Sermon for the Third Sunday in Easter

April 14, 2024. Texts: Acts 3:12-19; 1 John 3:1-7; Luke 24:36b-48.

Do you remember when Bluetooth first became a thing? It was a little awkward, right? A stranger making no eye contact, in lively conversation with no visible correspondent. What on earth…? This was totally new territory.

A person talking to their own self is a slightly worrying thing. Someone having a conversation with no one at all can be truly alarming. Our only context for such things in those early days was mental illness. Our natural response was to be wary. Anything might happen.

The aftermath of Easter in the gospel of Luke was deeply unsettling in so many ways. More than a few people looked into the empty tomb. What they saw was confusing. Or, as Luke said, they were perplexed.

When the women shared their experience with Peter he went to see for himself. To his credit Peter believed the women. But he returned equally baffled. A dead Jesus they could handle. An empty tomb would have some explanation. But Luke makes sure we understand this: no one really had a vision for a risen Jesus.

There was no context for what people experienced with the empty tomb. It was just distressing. Even though at the tomb two dazzlingly dressed men told the Galilean women, “Why do you look for the living among the dead?”

Meanwhile the disciples were still in Jerusalem waiting together for…something to happen.  Luke says all eleven were there when two people arrived to tell of meeting a stranger on the road out of town to Emmaus, and over dinner with him, discovering he was Jesus. That was going to be a very awkward conversation, except that Jesus popped into the room, scaring the living daylights out of everyone.

The disciples had no context for this. They thought they were seeing a dead person. Who wants to be haunted by a ghost?

See, the thing is that we have a context for living. And we have a context for dead. We have a context for mortal, and a context for immortal. But Jesus always did challenge boundaries. The disciples had no doubt that he’d died on the cross. Yet he said, “Look at my hands and my feet; see that it is I myself. Touch me and see; for a ghost does not have flesh and bones as you see that I have.”

Data drawn from a collection:
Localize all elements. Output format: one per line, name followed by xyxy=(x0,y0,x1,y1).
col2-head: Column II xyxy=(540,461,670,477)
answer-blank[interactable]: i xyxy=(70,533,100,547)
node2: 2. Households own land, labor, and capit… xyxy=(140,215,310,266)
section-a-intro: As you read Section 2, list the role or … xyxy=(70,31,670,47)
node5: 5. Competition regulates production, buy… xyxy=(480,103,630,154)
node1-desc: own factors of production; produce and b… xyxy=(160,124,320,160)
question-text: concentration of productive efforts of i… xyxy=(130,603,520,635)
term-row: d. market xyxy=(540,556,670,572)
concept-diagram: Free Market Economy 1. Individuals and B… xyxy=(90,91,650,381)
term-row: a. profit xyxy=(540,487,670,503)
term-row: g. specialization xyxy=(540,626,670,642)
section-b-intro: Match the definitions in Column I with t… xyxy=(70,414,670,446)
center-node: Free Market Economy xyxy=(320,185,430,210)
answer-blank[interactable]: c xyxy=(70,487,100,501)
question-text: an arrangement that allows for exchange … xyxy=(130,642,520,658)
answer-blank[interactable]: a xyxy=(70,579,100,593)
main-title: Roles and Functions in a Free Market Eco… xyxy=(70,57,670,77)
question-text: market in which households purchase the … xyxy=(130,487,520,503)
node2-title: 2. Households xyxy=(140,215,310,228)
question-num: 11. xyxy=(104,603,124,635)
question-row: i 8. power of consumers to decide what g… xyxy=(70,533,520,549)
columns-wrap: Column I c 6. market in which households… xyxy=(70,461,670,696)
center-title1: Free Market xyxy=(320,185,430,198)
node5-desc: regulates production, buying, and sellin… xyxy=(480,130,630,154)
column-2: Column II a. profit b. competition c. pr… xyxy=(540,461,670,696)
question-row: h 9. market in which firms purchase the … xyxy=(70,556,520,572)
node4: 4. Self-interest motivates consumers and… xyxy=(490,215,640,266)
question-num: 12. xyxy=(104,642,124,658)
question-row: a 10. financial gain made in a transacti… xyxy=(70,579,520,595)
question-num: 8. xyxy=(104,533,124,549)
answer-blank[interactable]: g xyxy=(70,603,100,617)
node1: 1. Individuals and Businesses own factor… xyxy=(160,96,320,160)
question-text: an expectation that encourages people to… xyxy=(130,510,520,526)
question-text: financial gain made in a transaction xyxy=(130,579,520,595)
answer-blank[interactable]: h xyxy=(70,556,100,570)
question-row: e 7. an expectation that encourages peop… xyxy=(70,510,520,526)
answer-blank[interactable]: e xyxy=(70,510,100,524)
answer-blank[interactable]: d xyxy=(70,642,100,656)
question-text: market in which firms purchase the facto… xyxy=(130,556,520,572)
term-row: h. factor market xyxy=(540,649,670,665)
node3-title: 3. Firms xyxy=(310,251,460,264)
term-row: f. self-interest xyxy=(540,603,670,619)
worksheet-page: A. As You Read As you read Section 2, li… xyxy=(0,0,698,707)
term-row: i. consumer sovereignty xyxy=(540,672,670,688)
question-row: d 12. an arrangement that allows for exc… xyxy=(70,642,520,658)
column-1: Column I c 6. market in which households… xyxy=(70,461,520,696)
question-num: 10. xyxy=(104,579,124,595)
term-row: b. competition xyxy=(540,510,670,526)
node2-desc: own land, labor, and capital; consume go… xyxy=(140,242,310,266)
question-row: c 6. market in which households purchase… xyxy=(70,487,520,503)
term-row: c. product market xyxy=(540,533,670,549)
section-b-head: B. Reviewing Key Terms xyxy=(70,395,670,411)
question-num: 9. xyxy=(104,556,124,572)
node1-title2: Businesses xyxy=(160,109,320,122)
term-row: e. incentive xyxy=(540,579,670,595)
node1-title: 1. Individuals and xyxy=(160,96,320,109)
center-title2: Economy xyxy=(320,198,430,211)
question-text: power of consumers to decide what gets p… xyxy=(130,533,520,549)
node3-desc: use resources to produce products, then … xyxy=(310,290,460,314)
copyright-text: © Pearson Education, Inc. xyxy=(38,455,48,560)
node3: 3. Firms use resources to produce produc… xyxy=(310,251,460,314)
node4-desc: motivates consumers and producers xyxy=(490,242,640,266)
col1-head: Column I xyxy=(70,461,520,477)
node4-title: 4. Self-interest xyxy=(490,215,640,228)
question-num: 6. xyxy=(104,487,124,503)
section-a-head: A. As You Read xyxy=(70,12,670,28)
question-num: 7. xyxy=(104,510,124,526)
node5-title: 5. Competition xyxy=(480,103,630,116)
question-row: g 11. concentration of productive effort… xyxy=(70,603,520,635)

Work instructions: Repeat the part of the sermon starting with "Do you remember" and going on through "totally new territory.", substituting "wireless earbuds" for "Bluetooth". The material is not needed for any of this.

Task solution:
Do you remember when wireless earbuds first became a thing? It was a little awkward, right? A stranger making no eye contact, in lively conversation with no visible correspondent. What on earth…? This was totally new territory.